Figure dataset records
::::::::

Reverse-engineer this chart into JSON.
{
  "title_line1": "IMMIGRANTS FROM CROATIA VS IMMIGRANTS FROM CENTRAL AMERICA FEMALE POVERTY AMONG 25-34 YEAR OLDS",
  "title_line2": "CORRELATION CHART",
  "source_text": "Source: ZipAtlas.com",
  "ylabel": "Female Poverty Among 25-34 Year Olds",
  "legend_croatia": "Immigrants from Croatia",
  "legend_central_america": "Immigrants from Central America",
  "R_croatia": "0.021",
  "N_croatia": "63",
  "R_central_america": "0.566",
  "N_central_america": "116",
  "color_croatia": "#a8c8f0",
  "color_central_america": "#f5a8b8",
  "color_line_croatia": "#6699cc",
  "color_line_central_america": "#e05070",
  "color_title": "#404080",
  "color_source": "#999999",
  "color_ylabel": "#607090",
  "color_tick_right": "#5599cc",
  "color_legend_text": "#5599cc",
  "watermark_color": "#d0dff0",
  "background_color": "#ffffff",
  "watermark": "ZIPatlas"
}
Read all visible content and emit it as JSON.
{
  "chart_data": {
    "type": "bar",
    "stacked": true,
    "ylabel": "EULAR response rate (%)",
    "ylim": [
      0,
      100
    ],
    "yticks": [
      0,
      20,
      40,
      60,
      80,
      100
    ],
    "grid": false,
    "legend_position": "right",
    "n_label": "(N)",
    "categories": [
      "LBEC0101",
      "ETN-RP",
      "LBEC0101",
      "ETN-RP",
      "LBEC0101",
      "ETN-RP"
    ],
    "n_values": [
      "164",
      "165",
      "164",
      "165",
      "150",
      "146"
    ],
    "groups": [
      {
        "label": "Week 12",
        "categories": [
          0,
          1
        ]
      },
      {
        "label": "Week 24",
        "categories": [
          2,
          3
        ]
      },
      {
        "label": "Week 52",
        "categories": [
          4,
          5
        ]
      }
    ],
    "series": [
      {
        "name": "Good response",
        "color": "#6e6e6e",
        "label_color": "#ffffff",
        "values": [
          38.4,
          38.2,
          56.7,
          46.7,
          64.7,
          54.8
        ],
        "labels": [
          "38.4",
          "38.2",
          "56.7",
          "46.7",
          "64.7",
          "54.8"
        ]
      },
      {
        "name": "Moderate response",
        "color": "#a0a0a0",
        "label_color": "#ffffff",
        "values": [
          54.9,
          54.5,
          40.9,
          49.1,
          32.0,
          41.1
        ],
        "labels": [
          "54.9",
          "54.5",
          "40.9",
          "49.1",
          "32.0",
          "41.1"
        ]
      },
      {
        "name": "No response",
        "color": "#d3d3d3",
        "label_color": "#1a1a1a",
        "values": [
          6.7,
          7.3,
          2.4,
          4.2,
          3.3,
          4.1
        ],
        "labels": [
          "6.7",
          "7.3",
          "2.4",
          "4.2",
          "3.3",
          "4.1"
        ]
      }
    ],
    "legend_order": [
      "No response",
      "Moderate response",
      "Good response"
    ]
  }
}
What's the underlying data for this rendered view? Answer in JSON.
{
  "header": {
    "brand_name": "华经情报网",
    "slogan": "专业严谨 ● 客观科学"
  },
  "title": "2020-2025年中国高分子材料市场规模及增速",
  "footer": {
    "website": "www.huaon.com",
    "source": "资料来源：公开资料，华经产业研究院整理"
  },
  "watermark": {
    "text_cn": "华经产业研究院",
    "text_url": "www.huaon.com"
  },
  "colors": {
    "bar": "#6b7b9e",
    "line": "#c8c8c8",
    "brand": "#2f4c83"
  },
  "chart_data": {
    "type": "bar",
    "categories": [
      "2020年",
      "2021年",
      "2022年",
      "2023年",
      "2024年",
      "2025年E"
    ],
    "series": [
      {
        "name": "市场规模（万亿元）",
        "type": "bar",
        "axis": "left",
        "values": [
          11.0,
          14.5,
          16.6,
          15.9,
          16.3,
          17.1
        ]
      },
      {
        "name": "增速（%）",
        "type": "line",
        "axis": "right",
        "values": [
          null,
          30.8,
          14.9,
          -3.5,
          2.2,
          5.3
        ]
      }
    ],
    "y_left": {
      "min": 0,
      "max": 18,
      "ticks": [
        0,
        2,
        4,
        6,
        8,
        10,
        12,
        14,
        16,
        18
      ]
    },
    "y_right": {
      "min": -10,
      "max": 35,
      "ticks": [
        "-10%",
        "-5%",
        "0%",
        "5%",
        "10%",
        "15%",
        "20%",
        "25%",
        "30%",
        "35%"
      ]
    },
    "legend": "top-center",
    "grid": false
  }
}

::::::::

◆ **Requirement**
Transcribe every record above exactly as it appears.

◆ **The response**
Reverse-engineer this chart into JSON.
{
  "title_line1": "IMMIGRANTS FROM CROATIA VS IMMIGRANTS FROM CENTRAL AMERICA FEMALE POVERTY AMONG 25-34 YEAR OLDS",
  "title_line2": "CORRELATION CHART",
  "source_text": "Source: ZipAtlas.com",
  "ylabel": "Female Poverty Among 25-34 Year Olds",
  "legend_croatia": "Immigrants from Croatia",
  "legend_central_america": "Immigrants from Central America",
  "R_croatia": "0.021",
  "N_croatia": "63",
  "R_central_america": "0.566",
  "N_central_america": "116",
  "color_croatia": "#a8c8f0",
  "color_central_america": "#f5a8b8",
  "color_line_croatia": "#6699cc",
  "color_line_central_america": "#e05070",
  "color_title": "#404080",
  "color_source": "#999999",
  "color_ylabel": "#607090",
  "color_tick_right": "#5599cc",
  "color_legend_text": "#5599cc",
  "watermark_color": "#d0dff0",
  "background_color": "#ffffff",
  "watermark": "ZIPatlas"
}
Read all visible content and emit it as JSON.
{
  "chart_data": {
    "type": "bar",
    "stacked": true,
    "ylabel": "EULAR response rate (%)",
    "ylim": [
      0,
      100
    ],
    "yticks": [
      0,
      20,
      40,
      60,
      80,
      100
    ],
    "grid": false,
    "legend_position": "right",
    "n_label": "(N)",
    "categories": [
      "LBEC0101",
      "ETN-RP",
      "LBEC0101",
      "ETN-RP",
      "LBEC0101",
      "ETN-RP"
    ],
    "n_values": [
      "164",
      "165",
      "164",
      "165",
      "150",
      "146"
    ],
    "groups": [
      {
        "label": "Week 12",
        "categories": [
          0,
          1
        ]
      },
      {
        "label": "Week 24",
        "categories": [
          2,
          3
        ]
      },
      {
        "label": "Week 52",
        "categories": [
          4,
          5
        ]
      }
    ],
    "series": [
      {
        "name": "Good response",
        "color": "#6e6e6e",
        "label_color": "#ffffff",
        "values": [
          38.4,
          38.2,
          56.7,
          46.7,
          64.7,
          54.8
        ],
        "labels": [
          "38.4",
          "38.2",
          "56.7",
          "46.7",
          "64.7",
          "54.8"
        ]
      },
      {
        "name": "Moderate response",
        "color": "#a0a0a0",
        "label_color": "#ffffff",
        "values": [
          54.9,
          54.5,
          40.9,
          49.1,
          32.0,
          41.1
        ],
        "labels": [
          "54.9",
          "54.5",
          "40.9",
          "49.1",
          "32.0",
          "41.1"
        ]
      },
      {
        "name": "No response",
        "color": "#d3d3d3",
        "label_color": "#1a1a1a",
        "values": [
          6.7,
          7.3,
          2.4,
          4.2,
          3.3,
          4.1
        ],
        "labels": [
          "6.7",
          "7.3",
          "2.4",
          "4.2",
          "3.3",
          "4.1"
        ]
      }
    ],
    "legend_order": [
      "No response",
      "Moderate response",
      "Good response"
    ]
  }
}
What's the underlying data for this rendered view? Answer in JSON.
{
  "header": {
    "brand_name": "华经情报网",
    "slogan": "专业严谨 ● 客观科学"
  },
  "title": "2020-2025年中国高分子材料市场规模及增速",
  "footer": {
    "website": "www.huaon.com",
    "source": "资料来源：公开资料，华经产业研究院整理"
  },
  "watermark": {
    "text_cn": "华经产业研究院",
    "text_url": "www.huaon.com"
  },
  "colors": {
    "bar": "#6b7b9e",
    "line": "#c8c8c8",
    "brand": "#2f4c83"
  },
  "chart_data": {
    "type": "bar",
    "categories": [
      "2020年",
      "2021年",
      "2022年",
      "2023年",
      "2024年",
      "2025年E"
    ],
    "series": [
      {
        "name": "市场规模（万亿元）",
        "type": "bar",
        "axis": "left",
        "values": [
          11.0,
          14.5,
          16.6,
          15.9,
          16.3,
          17.1
        ]
      },
      {
        "name": "增速（%）",
        "type": "line",
        "axis": "right",
        "values": [
          null,
          30.8,
          14.9,
          -3.5,
          2.2,
          5.3
        ]
      }
    ],
    "y_left": {
      "min": 0,
      "max": 18,
      "ticks": [
        0,
        2,
        4,
        6,
        8,
        10,
        12,
        14,
        16,
        18
      ]
    },
    "y_right": {
      "min": -10,
      "max": 35,
      "ticks": [
        "-10%",
        "-5%",
        "0%",
        "5%",
        "10%",
        "15%",
        "20%",
        "25%",
        "30%",
        "35%"
      ]
    },
    "legend": "top-center",
    "grid": false
  }
}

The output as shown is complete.